::: Information shown
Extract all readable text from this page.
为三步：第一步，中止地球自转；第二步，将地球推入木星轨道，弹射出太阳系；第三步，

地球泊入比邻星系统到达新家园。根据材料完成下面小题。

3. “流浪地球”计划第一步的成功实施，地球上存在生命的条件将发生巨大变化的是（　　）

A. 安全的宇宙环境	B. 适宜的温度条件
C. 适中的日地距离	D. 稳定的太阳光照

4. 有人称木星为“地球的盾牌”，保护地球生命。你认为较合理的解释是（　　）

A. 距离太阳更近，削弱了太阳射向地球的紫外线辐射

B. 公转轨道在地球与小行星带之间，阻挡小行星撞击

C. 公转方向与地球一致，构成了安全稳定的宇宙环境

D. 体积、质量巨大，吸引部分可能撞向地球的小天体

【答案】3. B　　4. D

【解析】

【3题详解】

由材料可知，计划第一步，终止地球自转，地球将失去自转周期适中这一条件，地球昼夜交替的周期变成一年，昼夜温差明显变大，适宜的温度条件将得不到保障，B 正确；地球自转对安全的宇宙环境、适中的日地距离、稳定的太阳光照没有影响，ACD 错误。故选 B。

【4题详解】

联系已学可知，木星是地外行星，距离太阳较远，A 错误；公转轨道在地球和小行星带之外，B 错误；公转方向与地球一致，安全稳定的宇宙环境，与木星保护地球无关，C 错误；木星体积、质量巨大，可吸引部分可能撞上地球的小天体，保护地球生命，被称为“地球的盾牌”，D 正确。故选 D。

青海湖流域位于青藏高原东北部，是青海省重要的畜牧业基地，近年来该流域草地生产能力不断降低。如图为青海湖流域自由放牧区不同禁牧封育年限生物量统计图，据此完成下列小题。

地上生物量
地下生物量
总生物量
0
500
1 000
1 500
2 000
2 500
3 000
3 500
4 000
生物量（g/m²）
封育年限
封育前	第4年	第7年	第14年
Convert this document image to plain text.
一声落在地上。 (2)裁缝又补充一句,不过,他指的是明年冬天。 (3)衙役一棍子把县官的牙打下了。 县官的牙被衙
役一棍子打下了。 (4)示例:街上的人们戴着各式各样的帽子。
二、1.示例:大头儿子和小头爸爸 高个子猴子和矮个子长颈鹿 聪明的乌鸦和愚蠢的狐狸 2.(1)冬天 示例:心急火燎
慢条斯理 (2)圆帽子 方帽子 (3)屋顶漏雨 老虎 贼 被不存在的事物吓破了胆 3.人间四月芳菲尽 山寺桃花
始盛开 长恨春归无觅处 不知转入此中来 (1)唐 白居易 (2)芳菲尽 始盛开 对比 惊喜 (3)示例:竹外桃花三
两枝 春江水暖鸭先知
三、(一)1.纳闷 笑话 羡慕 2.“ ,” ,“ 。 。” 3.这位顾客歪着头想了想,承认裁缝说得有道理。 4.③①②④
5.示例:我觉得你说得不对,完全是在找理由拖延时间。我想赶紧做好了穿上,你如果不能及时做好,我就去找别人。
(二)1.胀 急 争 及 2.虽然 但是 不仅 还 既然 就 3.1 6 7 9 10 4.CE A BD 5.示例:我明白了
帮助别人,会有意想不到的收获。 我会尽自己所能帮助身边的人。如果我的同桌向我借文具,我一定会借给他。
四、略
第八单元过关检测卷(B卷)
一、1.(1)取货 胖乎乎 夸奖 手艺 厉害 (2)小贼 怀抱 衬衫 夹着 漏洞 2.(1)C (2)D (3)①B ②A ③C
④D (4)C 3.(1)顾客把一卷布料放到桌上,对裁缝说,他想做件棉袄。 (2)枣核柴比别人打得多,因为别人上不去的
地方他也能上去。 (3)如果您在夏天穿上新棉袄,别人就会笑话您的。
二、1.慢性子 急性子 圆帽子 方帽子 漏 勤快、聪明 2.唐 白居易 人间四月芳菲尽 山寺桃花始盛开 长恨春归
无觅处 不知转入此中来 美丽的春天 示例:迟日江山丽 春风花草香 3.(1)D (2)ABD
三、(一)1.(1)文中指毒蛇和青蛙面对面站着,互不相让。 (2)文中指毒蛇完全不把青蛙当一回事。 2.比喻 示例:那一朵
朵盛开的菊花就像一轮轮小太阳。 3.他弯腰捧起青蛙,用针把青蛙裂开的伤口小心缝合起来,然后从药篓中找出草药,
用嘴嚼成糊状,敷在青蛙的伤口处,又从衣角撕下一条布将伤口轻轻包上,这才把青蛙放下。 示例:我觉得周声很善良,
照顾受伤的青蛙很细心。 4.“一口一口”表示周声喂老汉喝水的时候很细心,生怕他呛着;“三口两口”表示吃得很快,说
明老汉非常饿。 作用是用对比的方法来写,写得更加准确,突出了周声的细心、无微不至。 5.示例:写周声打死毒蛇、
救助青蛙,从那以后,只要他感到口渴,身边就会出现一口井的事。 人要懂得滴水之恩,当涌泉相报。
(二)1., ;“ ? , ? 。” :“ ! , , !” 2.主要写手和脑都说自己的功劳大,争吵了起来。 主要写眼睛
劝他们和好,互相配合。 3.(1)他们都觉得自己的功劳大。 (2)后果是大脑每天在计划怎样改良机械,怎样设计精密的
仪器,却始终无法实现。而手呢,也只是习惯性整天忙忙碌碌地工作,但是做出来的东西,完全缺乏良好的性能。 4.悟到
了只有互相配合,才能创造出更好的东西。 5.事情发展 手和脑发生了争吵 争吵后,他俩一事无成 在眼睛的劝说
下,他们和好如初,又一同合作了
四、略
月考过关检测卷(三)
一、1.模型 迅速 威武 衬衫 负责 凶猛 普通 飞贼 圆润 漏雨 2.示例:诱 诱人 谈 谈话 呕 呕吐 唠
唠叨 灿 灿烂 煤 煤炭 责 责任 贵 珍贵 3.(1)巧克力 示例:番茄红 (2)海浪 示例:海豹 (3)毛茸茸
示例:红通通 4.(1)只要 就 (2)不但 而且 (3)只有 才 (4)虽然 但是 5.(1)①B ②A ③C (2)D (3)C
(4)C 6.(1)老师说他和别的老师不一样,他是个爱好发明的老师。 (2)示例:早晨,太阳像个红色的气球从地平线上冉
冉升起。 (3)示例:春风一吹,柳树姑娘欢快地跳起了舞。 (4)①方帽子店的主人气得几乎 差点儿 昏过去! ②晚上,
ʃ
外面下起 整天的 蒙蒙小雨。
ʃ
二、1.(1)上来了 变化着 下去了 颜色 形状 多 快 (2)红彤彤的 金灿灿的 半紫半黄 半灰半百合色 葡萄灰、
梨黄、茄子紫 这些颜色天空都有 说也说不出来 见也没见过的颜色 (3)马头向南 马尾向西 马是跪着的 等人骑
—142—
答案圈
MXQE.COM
::::::
Identify each line containing the string "不知转入此中来" and copy it out.

- Solution for this task -
始盛开 长恨春归无觅处 不知转入此中来 (1)唐 白居易 (2)芳菲尽 始盛开 对比 惊喜 (3)示例:竹外桃花三
无觅处 不知转入此中来 美丽的春天 示例:迟日江山丽 春风花草香 3.(1)D (2)ABD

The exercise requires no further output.